■ Exercise ■
Copy all lines in which the word "name" can be found.
====== Dataset extract ======
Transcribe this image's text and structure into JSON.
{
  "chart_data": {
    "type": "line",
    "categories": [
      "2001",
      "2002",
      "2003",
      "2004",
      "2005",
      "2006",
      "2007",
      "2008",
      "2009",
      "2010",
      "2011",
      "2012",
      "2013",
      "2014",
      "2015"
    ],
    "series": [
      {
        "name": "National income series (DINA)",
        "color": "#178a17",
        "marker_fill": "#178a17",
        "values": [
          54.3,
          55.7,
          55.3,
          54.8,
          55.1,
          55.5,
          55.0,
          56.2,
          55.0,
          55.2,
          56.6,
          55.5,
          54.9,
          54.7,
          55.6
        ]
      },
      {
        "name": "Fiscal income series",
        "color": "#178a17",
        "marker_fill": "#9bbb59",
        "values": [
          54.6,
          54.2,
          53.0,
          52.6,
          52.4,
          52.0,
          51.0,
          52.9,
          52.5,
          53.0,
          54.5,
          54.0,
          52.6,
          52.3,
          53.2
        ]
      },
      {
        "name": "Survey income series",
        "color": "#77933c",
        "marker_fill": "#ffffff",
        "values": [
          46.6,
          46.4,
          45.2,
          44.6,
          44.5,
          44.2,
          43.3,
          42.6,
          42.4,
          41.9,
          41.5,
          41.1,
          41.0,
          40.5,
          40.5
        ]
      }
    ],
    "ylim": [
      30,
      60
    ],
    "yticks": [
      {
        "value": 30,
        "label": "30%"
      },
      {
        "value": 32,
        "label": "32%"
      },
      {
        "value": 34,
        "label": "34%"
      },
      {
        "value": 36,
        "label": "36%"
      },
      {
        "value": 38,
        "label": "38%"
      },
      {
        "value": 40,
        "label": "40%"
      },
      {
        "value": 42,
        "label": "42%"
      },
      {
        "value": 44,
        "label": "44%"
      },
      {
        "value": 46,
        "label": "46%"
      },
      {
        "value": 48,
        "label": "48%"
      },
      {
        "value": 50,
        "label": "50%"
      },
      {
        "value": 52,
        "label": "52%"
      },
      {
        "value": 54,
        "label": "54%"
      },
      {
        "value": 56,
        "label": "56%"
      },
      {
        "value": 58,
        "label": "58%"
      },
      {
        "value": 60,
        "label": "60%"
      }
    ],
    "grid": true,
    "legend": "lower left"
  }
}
======
■ Response below ■
        "name": "National income series (DINA)",
        "name": "Fiscal income series",
        "name": "Survey income series",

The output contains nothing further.